BEGIN INPUT

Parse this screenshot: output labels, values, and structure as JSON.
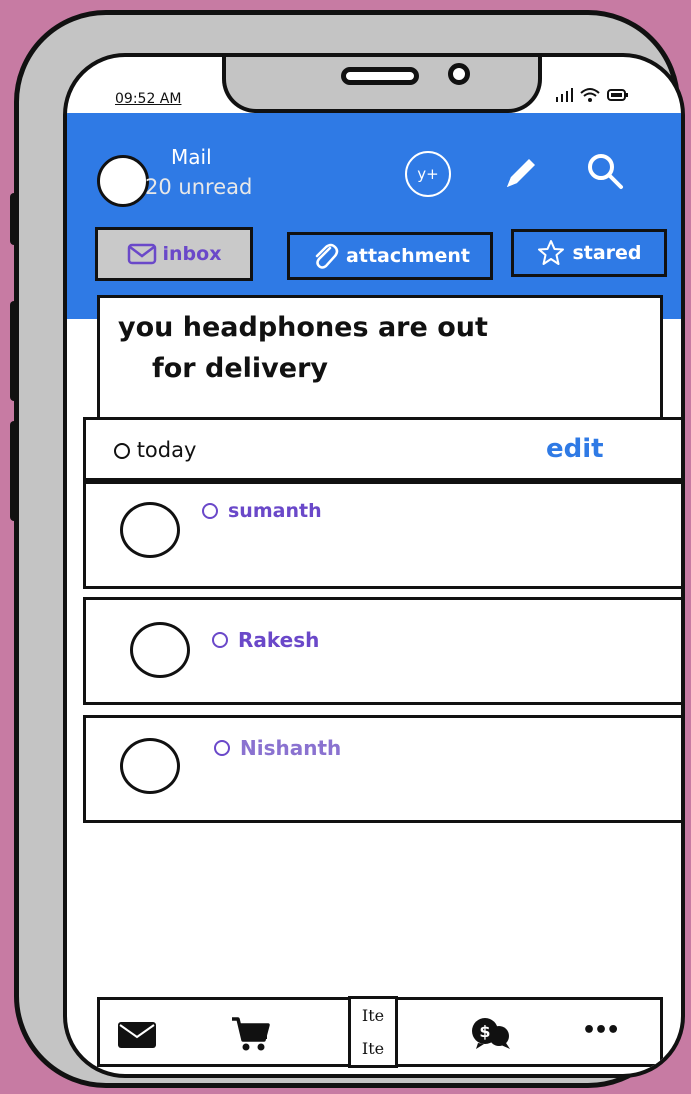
{
  "status_bar": {
    "time": "09:52 AM"
  },
  "header": {
    "title": "Mail",
    "unread": "20 unread",
    "invite_label": "y+"
  },
  "tabs": [
    {
      "label": "inbox",
      "icon": "envelope-icon"
    },
    {
      "label": "attachment",
      "icon": "paperclip-icon"
    },
    {
      "label": "stared",
      "icon": "star-icon"
    }
  ],
  "notification": {
    "line1": "you headphones are out",
    "line2": "for delivery"
  },
  "section": {
    "title": "today",
    "action": "edit"
  },
  "contacts": [
    {
      "name": "sumanth"
    },
    {
      "name": "Rakesh"
    },
    {
      "name": "Nishanth"
    }
  ],
  "bottom_nav": {
    "center_line1": "Ite",
    "center_line2": "Ite",
    "more": "•••"
  },
  "colors": {
    "accent": "#2f7ae5",
    "purple": "#6a48c9",
    "background": "#c77ba3"
  }
}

END INPUT

* **TASK TO COMPLETE**:
Repeat the data exactly, dropping every picture it holds.

* **SOLVED PROBLEM**:
Parse this screenshot: output labels, values, and structure as JSON.
{
  "status_bar": {
    "time": "09:52 AM"
  },
  "header": {
    "title": "Mail",
    "unread": "20 unread",
    "invite_label": "y+"
  },
  "tabs": [
    {
      "label": "inbox",
      "icon": "envelope-icon"
    },
    {
      "label": "attachment",
      "icon": "paperclip-icon"
    },
    {
      "label": "stared",
      "icon": "star-icon"
    }
  ],
  "notification": {
    "line1": "you headphones are out",
    "line2": "for delivery"
  },
  "section": {
    "title": "today",
    "action": "edit"
  },
  "contacts": [
    {
      "name": "sumanth"
    },
    {
      "name": "Rakesh"
    },
    {
      "name": "Nishanth"
    }
  ],
  "bottom_nav": {
    "center_line1": "Ite",
    "center_line2": "Ite",
    "more": "•••"
  },
  "colors": {
    "accent": "#2f7ae5",
    "purple": "#6a48c9",
    "background": "#c77ba3"
  }
}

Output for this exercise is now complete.